### Task objective
Please retype the data in full and exactly; the pictures are not part of the copy.

------

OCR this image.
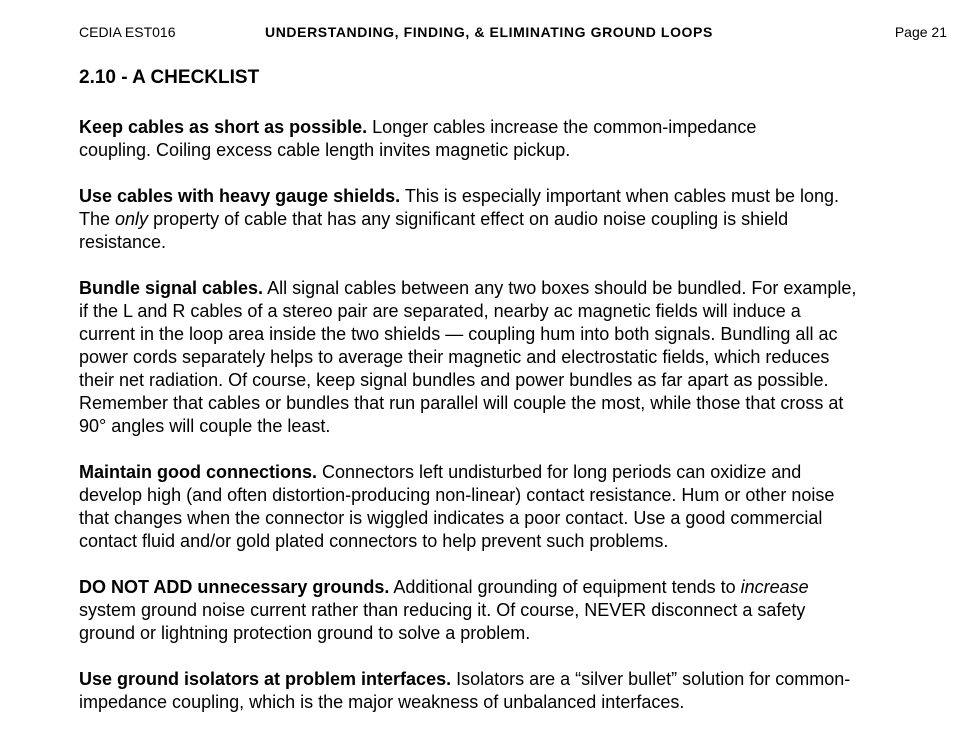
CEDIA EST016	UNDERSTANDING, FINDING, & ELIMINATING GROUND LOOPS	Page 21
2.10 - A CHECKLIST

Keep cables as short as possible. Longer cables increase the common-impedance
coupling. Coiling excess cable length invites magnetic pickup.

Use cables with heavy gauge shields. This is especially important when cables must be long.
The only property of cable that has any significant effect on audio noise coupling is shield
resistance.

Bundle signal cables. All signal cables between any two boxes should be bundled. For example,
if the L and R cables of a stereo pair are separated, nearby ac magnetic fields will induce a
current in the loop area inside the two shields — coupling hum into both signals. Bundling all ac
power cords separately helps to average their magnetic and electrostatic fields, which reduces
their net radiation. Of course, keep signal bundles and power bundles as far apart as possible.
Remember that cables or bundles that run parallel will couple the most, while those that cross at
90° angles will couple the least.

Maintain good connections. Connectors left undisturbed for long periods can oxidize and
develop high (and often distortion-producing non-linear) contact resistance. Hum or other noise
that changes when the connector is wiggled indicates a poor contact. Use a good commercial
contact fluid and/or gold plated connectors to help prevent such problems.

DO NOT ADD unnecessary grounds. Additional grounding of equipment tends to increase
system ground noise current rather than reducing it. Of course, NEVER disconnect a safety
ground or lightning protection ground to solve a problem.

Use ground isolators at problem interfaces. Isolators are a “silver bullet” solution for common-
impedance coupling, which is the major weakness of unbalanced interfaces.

------

### Output below
OCR this image.
CEDIA EST016	UNDERSTANDING, FINDING, & ELIMINATING GROUND LOOPS	Page 21
2.10 - A CHECKLIST

Keep cables as short as possible. Longer cables increase the common-impedance
coupling. Coiling excess cable length invites magnetic pickup.

Use cables with heavy gauge shields. This is especially important when cables must be long.
The only property of cable that has any significant effect on audio noise coupling is shield
resistance.

Bundle signal cables. All signal cables between any two boxes should be bundled. For example,
if the L and R cables of a stereo pair are separated, nearby ac magnetic fields will induce a
current in the loop area inside the two shields — coupling hum into both signals. Bundling all ac
power cords separately helps to average their magnetic and electrostatic fields, which reduces
their net radiation. Of course, keep signal bundles and power bundles as far apart as possible.
Remember that cables or bundles that run parallel will couple the most, while those that cross at
90° angles will couple the least.

Maintain good connections. Connectors left undisturbed for long periods can oxidize and
develop high (and often distortion-producing non-linear) contact resistance. Hum or other noise
that changes when the connector is wiggled indicates a poor contact. Use a good commercial
contact fluid and/or gold plated connectors to help prevent such problems.

DO NOT ADD unnecessary grounds. Additional grounding of equipment tends to increase
system ground noise current rather than reducing it. Of course, NEVER disconnect a safety
ground or lightning protection ground to solve a problem.

Use ground isolators at problem interfaces. Isolators are a “silver bullet” solution for common-
impedance coupling, which is the major weakness of unbalanced interfaces.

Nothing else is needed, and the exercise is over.